TEXTO EXTRAÍDO:
Inserção da População Negra no Mercado de Trabalho

BOLETIM EM PDF ANEXO ESTATÍSTICO GRÁFICOS E ÚLTIMOS RESULTADOS

Novembro 2015 – Diferenciais de inserção de negros e não negros no mercado de trabalho em 2013-2014

Região:   ABC

Resumo:

As informações da Pesquisa de Emprego e Desemprego na Região do ABC são passíveis de desagregação por segmentos populacionais, possibilitando um olhar mais atento a diferentes grupos sociais. Em alusão ao Dia Nacional da Consciência Negra, a Fundação Seade e o Dieese, em parceria com o Consórcio Intermunicipal Grande ABC, vêm realizando, anualmente, estudos sobre a inserção dos negros2 no mercado de trabalho, no intuito de acompanhar as mudanças e as permanências das desigualdades entre negros e não negros.3
A população negra (34,6% no estado de São Paulo, segundo o Censo Demográfico 2010), ainda carrega a herança histórica de escravidão e discriminação, o que se reflete em uma pior inserção no mercado de trabalho, em comparação à dos não negros. Este estudo pretende colaborar na identificação de alguns desses aspectos na Região do ABC.

INSTRUÇÕES:
[a] Indique se cada afirmação concorda com o texto sobre a população negra no mercado de trabalho, respondendo sim ou não e citando literalmente as palavras decisivas: (i) os estudos são realizados anualmente pela Fundação Seade e pelo Dieese, em parceria com o Consórcio Intermunicipal Grande ABC; (ii) segundo o Censo Demográfico 2010, a população negra corresponde a 34,6% da população do Brasil; (iii) os estudos são feitos em alusão ao Dia da Abolição da Escravatura.
[b] Dê prosseguimento ao texto sobre a população negra no mercado de trabalho a partir do ponto em que ele termina.
As entradas procedem de uma fonte distinta daquela do texto sobre a população negra no mercado de trabalho.

DADOS ARMAZENADOS:
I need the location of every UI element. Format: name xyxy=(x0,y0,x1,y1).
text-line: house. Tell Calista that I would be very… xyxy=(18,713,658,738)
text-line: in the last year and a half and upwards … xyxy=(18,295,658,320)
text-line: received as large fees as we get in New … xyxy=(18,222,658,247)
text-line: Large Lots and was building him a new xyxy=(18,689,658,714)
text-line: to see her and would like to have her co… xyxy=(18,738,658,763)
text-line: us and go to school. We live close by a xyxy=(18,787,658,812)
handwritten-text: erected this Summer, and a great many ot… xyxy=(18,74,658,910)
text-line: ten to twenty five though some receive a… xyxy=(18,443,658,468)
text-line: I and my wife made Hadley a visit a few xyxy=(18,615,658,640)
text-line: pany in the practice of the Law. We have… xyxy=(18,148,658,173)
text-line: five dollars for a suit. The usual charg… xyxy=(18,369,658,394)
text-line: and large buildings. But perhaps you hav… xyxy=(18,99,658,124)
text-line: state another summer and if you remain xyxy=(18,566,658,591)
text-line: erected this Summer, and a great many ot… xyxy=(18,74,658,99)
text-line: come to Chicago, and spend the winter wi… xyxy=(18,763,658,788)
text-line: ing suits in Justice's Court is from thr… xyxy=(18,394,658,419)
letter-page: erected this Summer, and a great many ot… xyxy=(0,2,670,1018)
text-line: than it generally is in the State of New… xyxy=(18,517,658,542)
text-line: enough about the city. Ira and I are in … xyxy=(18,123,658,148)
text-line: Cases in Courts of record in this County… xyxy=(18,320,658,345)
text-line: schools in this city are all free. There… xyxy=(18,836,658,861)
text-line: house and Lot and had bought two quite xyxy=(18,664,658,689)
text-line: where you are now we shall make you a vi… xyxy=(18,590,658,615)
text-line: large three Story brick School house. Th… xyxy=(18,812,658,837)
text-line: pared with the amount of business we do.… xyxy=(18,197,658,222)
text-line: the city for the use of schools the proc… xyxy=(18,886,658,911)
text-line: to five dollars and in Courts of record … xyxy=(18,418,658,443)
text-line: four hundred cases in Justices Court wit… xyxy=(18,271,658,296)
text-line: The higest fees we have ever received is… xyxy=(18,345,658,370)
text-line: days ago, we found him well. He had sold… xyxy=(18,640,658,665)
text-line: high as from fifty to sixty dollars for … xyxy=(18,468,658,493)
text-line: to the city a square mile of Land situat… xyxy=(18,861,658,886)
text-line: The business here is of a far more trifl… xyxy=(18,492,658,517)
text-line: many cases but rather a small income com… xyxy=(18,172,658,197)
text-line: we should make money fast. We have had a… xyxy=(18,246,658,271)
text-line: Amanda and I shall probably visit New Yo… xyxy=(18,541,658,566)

RESPOSTAS:
[a]
(i) Sim: "a Fundação Seade e o Dieese, em parceria com o Consórcio Intermunicipal Grande ABC, vêm realizando, anualmente, estudos".
(ii) Não: "34,6% no estado de São Paulo, segundo o Censo Demográfico 2010".
(iii) Não: "Em alusão ao Dia Nacional da Consciência Negra".

[b]
O crescimento econômico da última década tornou possível, juntamente com algumas ações afirmativas, reduzir os diferenciais de sexo e raça/cor, como mostram vários estudos produzidos tanto pela Fundação Seade e Dieese, como por outras instituições que se debruçaram sobre o tema.
Nesse sentido, a recente expansão econômica contribuiu para a redução da diferença entre as taxas de desemprego total de negros e não negros observadas ao longo da PED, iniciada em 1998 na Região do ABC. Entre os biênios 2011-2012 e 2013-2014, essa diferença passou de 2,7 para 1,2 ponto porcentual, como resultado de comportamentos distintos da taxa de desemprego de negros – que diminuiu de 11,9% para 11,2% – e de não negros – que aumentou de 9,2% para 10,0%, no período.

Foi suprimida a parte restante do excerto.